**GOAL:** Extract each line of the records below that contains the word "method".

(Stored items)
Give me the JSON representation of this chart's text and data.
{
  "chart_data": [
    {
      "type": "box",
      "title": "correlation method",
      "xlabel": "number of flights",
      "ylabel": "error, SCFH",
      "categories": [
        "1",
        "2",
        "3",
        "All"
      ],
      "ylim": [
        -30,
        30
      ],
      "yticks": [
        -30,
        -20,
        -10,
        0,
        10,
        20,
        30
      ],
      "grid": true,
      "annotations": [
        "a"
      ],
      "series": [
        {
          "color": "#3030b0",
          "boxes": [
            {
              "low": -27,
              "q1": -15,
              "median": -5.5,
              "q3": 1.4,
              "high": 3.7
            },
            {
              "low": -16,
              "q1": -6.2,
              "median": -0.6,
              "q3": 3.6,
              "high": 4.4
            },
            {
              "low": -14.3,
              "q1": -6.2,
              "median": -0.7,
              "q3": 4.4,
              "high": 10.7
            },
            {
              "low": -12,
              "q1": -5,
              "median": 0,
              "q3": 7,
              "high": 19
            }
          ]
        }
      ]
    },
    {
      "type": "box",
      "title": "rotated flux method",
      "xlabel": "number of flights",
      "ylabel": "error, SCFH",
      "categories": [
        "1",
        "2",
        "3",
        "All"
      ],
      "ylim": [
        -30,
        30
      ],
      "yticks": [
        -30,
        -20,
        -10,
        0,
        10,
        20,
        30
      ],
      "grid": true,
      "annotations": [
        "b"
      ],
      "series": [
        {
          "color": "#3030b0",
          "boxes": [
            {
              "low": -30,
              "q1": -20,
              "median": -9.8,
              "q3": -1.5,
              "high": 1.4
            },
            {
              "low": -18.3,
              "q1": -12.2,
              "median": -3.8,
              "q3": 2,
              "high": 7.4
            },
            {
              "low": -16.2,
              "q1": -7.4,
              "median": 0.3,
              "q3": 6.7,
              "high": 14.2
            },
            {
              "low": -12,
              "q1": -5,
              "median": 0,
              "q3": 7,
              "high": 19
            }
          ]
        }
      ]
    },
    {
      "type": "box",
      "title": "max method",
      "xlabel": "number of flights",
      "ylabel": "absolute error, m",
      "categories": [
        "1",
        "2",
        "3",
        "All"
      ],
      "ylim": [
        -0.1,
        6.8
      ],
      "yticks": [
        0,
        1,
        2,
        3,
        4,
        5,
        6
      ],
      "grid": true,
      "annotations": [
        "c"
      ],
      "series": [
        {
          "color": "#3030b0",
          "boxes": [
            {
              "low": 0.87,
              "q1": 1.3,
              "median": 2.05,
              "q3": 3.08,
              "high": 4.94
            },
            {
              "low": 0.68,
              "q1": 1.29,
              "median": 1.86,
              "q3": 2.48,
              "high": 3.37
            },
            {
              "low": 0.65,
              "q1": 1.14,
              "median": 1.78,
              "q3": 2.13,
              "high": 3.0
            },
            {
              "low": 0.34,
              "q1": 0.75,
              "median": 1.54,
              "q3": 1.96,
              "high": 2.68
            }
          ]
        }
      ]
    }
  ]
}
* * *
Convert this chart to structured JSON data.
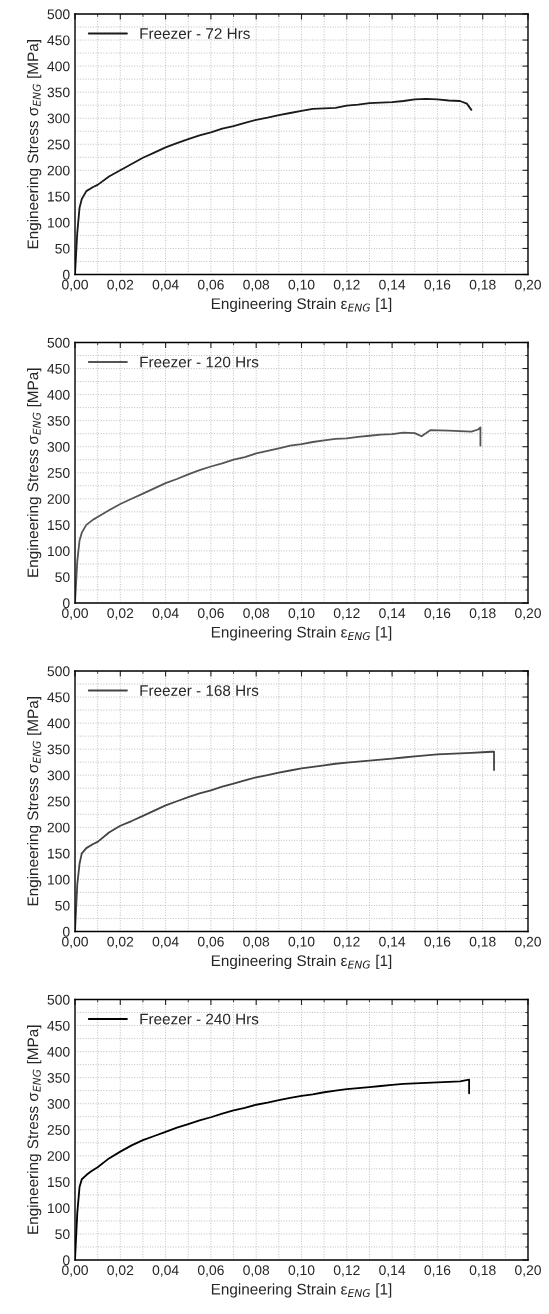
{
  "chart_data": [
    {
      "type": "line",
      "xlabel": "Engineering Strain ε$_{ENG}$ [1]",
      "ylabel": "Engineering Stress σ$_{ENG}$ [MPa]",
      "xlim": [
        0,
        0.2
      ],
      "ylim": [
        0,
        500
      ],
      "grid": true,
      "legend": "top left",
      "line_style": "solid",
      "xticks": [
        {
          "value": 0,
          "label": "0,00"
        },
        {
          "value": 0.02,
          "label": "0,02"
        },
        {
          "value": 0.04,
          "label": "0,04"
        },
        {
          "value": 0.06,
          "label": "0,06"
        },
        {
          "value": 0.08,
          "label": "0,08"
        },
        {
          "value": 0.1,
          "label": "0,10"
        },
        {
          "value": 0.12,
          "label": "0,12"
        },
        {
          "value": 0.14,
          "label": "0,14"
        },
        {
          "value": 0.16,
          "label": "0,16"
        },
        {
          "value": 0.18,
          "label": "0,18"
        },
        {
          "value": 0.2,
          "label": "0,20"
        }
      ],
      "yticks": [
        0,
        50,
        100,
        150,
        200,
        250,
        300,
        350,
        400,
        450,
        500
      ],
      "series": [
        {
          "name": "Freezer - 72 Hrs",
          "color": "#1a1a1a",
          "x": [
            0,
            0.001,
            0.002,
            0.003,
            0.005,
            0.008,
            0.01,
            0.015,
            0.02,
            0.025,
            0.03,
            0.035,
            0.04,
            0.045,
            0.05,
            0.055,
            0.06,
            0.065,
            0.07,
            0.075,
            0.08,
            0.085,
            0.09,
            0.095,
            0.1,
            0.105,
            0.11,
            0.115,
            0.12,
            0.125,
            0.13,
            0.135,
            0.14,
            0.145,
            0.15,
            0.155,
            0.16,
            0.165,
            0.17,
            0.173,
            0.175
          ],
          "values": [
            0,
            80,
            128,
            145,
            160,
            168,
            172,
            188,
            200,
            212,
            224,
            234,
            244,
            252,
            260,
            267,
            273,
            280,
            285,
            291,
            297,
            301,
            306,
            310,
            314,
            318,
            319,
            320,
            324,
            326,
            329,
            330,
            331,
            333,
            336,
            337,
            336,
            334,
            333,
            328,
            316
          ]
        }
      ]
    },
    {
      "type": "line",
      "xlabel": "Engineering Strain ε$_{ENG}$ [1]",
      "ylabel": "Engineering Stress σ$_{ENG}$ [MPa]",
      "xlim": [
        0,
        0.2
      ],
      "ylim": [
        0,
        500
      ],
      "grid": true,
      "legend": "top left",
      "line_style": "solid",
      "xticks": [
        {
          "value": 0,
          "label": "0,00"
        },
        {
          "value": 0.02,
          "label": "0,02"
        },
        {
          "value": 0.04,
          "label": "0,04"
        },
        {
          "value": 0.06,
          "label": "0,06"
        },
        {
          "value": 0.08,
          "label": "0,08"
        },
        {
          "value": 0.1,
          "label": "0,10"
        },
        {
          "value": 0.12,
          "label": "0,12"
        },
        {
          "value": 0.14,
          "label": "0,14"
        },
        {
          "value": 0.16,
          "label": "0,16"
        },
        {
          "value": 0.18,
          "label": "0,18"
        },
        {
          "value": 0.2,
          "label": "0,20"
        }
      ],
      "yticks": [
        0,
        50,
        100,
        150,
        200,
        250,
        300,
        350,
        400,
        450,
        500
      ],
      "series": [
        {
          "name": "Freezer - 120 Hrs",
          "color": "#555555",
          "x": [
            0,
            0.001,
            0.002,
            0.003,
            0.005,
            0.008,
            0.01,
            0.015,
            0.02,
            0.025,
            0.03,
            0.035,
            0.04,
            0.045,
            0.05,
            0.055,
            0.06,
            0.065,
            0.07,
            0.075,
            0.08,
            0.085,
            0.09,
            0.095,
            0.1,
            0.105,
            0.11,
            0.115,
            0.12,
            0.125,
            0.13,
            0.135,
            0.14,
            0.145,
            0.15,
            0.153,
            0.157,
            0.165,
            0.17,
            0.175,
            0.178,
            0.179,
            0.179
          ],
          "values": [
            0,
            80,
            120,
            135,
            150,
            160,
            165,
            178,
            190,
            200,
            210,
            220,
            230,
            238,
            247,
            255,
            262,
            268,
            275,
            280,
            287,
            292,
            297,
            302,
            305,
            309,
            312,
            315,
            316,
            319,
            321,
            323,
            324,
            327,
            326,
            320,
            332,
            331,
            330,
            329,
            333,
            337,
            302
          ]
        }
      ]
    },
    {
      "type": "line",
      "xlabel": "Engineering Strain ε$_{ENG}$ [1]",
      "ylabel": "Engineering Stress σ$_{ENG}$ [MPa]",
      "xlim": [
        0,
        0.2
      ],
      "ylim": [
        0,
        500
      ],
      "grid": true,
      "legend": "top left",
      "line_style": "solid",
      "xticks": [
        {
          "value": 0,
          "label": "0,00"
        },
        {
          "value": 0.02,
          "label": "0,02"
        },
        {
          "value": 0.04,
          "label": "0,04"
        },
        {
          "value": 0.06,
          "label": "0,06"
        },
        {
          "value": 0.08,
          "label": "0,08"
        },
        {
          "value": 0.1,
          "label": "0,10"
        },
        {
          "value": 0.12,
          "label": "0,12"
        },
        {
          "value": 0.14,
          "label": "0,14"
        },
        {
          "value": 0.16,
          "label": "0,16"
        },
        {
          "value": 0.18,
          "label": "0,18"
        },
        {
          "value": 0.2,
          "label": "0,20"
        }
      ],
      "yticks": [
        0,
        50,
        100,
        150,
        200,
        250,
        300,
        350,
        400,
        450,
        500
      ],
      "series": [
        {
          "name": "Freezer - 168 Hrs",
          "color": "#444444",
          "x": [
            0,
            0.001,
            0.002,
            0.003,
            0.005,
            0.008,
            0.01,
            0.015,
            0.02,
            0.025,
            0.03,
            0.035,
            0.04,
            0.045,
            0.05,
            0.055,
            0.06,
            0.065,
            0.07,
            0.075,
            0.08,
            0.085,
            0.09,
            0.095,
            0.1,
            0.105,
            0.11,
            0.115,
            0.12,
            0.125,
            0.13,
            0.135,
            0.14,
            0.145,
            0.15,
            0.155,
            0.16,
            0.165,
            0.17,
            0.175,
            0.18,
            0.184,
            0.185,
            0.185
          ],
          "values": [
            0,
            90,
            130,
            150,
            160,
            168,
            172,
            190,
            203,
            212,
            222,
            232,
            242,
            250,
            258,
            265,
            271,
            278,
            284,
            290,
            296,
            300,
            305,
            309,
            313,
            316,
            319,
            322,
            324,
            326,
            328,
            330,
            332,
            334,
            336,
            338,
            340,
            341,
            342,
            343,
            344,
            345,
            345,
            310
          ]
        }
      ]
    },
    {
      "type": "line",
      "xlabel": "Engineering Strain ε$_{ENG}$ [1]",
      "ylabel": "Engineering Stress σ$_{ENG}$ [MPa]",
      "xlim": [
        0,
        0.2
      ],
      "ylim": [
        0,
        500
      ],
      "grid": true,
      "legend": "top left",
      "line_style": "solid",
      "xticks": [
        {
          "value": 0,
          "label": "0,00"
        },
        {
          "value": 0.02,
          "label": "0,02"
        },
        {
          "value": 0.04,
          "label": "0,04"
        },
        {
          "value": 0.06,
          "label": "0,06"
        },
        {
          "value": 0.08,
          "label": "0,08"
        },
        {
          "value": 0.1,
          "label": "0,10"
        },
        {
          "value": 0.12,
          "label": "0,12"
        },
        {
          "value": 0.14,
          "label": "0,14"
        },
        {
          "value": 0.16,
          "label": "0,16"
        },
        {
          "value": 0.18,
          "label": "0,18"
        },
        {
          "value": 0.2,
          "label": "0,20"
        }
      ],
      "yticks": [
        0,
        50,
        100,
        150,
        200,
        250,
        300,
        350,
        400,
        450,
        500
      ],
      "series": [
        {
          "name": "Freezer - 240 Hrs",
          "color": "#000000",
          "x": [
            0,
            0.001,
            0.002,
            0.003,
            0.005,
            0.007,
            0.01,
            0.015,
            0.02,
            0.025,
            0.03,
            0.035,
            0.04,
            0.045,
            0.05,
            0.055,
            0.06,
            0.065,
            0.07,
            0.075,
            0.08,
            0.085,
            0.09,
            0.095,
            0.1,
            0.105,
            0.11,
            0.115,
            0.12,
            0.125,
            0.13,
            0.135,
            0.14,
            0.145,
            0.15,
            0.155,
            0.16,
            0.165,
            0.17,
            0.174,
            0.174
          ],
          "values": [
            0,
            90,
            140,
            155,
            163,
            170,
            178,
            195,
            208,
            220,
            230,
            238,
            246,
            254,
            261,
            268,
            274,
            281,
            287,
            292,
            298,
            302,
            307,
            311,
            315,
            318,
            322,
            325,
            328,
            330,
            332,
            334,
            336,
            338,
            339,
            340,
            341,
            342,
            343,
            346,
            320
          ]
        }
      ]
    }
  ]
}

**EXERCISE OUTPUT:**
      "title": "correlation method",
      "title": "rotated flux method",
      "title": "max method",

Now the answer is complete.